- Brief
Read the records below. Copy each line where the string "block" occurs.

>> Start Excerpted records

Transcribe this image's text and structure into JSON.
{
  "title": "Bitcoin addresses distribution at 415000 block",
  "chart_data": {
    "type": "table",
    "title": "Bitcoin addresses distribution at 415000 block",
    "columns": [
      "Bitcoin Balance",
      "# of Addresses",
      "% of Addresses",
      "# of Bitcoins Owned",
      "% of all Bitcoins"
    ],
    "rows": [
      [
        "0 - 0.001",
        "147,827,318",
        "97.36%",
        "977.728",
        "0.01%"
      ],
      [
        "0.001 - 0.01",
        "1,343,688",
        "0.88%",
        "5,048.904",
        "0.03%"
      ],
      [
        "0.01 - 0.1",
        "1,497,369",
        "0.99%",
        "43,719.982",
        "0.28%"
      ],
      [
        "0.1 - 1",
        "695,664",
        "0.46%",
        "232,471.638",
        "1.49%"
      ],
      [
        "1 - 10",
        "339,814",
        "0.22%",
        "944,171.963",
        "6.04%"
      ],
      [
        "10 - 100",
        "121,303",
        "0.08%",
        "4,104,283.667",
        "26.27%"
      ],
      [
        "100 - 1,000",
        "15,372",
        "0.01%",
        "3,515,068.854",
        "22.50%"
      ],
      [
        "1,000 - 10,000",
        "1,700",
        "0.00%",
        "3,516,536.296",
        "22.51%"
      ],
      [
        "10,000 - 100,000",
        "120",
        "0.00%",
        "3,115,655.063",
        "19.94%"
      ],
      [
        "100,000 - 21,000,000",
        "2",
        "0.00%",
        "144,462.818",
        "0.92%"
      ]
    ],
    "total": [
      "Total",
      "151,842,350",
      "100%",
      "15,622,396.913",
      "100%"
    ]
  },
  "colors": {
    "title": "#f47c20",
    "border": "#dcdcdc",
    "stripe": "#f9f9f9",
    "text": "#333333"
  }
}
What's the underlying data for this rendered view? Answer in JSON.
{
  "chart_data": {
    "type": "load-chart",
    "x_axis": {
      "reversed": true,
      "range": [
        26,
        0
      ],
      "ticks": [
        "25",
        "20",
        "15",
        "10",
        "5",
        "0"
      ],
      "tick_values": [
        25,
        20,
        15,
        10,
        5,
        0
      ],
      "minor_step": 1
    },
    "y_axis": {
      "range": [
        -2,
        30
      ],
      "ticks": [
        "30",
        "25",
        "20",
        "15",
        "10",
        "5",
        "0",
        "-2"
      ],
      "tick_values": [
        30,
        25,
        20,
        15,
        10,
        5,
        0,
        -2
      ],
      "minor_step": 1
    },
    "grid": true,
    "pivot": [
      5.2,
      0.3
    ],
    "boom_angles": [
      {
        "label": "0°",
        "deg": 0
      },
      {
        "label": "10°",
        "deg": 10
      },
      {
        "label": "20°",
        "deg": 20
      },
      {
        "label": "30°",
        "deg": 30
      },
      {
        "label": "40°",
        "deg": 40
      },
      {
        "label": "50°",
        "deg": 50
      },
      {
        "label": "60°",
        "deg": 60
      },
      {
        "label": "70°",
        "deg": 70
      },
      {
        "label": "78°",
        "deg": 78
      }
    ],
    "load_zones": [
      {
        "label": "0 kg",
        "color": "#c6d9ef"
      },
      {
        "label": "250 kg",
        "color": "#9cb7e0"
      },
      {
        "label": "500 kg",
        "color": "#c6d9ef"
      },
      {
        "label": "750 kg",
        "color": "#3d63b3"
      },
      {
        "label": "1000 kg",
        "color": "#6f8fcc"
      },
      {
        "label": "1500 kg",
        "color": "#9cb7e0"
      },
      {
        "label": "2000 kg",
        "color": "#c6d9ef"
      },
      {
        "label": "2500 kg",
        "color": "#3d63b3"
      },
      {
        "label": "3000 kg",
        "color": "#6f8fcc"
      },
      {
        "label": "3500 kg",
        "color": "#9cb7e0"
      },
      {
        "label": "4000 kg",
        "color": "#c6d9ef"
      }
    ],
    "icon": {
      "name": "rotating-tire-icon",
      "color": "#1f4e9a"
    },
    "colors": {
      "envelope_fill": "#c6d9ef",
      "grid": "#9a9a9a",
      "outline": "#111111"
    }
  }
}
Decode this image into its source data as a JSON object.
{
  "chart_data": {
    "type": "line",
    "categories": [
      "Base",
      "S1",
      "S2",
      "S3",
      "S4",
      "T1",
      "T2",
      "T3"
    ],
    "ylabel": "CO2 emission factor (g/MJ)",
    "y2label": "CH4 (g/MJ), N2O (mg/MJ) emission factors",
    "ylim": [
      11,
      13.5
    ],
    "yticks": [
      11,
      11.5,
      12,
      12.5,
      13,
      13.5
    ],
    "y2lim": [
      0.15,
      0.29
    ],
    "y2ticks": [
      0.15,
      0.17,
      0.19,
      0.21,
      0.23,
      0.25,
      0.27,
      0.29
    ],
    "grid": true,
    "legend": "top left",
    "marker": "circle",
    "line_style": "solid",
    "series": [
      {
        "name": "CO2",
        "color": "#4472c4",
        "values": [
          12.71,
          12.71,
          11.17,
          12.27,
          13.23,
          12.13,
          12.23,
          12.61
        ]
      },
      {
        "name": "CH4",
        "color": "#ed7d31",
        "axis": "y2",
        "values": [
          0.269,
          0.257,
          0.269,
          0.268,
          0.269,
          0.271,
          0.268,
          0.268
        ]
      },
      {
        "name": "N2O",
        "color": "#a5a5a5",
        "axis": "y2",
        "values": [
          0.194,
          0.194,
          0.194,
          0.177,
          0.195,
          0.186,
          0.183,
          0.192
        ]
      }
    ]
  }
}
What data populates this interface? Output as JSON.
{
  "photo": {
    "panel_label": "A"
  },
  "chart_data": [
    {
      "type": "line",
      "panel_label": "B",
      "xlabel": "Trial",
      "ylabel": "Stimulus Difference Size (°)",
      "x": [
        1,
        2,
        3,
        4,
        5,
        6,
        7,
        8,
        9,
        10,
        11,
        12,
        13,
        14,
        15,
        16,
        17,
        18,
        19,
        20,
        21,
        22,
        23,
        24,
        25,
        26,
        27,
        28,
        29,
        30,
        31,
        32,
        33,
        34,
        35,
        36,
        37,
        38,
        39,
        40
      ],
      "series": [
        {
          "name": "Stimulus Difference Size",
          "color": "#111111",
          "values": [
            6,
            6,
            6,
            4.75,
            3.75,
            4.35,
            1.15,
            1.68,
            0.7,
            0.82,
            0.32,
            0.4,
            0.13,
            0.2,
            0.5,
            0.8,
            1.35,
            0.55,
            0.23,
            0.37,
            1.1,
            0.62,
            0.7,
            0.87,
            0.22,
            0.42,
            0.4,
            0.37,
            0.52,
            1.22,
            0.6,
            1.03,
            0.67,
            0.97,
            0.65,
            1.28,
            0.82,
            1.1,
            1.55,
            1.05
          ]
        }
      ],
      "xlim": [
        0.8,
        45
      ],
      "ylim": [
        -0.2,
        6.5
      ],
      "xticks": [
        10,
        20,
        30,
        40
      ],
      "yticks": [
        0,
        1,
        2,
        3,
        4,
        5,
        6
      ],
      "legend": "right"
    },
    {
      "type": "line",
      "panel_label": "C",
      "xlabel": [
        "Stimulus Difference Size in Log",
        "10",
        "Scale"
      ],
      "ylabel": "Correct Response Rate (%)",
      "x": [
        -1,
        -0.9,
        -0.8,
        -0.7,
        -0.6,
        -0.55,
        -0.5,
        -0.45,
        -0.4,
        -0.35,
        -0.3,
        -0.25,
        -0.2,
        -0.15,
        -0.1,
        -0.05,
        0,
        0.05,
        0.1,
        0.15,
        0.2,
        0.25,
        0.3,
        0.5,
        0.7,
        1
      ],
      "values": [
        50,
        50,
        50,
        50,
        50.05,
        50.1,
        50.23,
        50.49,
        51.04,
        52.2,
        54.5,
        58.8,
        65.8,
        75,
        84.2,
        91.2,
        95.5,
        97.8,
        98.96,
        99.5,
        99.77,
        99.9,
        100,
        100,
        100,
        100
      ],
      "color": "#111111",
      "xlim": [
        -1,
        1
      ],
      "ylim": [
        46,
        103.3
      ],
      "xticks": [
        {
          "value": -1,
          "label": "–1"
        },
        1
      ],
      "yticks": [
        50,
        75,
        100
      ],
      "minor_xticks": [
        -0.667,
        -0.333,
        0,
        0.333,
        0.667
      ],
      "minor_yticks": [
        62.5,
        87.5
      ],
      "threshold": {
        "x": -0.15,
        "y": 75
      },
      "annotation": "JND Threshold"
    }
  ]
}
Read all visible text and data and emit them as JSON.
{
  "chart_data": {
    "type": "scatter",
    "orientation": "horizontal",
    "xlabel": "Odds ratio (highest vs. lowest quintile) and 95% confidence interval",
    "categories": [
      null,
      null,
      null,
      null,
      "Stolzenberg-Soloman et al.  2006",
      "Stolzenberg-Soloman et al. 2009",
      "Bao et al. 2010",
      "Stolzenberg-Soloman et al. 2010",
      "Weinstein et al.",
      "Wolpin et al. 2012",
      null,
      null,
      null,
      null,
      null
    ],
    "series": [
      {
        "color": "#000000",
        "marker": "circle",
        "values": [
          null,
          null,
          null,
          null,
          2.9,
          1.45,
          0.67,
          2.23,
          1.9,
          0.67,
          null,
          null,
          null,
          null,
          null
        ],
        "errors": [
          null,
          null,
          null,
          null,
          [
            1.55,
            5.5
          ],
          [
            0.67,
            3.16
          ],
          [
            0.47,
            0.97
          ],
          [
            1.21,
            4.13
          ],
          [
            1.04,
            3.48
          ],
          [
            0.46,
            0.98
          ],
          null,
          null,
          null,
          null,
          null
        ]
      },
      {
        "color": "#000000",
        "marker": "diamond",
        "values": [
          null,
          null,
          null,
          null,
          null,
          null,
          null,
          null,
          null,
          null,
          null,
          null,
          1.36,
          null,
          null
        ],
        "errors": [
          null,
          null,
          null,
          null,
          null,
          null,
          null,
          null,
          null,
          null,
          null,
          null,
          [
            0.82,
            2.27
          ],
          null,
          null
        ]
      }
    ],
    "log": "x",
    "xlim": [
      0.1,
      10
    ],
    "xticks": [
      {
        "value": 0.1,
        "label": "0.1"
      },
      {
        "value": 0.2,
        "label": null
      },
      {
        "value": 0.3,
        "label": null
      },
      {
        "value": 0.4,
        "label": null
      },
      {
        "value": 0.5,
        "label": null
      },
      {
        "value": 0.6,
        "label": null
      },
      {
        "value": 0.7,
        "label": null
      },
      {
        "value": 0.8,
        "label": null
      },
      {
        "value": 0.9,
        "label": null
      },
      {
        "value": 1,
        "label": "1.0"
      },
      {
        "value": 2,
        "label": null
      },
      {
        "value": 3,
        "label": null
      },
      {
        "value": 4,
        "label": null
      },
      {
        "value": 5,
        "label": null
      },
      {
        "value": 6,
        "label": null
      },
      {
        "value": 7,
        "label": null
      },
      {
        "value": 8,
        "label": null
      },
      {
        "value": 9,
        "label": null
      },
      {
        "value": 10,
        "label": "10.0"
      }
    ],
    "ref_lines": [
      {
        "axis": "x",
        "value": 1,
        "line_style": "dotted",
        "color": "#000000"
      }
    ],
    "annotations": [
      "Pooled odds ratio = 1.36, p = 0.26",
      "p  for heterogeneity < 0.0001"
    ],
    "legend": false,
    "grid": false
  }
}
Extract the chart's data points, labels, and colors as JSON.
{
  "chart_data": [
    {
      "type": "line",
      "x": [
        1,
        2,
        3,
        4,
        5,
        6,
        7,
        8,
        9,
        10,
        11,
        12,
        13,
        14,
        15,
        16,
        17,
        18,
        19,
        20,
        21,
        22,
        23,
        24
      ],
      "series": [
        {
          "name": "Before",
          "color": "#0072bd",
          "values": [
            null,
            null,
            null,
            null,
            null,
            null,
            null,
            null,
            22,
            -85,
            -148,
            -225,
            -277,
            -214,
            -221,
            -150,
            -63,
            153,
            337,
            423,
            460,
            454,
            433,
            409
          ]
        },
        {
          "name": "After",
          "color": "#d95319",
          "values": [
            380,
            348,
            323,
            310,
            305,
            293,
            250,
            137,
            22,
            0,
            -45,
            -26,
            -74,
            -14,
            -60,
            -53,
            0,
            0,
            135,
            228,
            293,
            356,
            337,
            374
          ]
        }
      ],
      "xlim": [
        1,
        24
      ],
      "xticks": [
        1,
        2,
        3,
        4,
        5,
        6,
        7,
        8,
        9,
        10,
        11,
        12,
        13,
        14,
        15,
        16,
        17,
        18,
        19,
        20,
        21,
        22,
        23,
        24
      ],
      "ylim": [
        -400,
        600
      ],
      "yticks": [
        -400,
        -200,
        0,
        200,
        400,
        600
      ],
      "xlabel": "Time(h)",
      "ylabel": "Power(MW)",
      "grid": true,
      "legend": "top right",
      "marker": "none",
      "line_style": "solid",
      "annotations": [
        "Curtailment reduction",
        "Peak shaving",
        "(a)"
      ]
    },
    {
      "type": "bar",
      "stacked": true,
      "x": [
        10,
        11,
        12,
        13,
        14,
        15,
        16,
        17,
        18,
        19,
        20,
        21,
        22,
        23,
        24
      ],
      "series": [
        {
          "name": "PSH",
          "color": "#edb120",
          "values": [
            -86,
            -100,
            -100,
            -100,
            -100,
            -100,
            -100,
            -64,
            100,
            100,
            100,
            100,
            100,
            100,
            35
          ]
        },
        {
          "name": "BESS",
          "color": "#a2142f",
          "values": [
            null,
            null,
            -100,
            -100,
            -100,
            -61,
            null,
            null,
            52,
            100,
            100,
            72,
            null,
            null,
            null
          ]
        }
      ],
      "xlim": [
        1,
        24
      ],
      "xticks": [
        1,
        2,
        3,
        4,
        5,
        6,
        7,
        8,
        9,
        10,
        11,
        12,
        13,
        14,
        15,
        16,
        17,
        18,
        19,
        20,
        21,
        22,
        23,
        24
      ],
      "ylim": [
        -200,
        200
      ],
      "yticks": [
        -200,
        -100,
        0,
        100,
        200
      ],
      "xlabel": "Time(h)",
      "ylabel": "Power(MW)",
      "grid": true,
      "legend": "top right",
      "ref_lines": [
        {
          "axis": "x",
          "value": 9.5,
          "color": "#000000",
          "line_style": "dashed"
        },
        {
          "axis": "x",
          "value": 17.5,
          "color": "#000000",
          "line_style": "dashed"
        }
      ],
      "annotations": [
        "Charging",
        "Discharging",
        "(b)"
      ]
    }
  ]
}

>> End Excerpted records

- Answer in full
  "title": "Bitcoin addresses distribution at 415000 block",
    "title": "Bitcoin addresses distribution at 415000 block",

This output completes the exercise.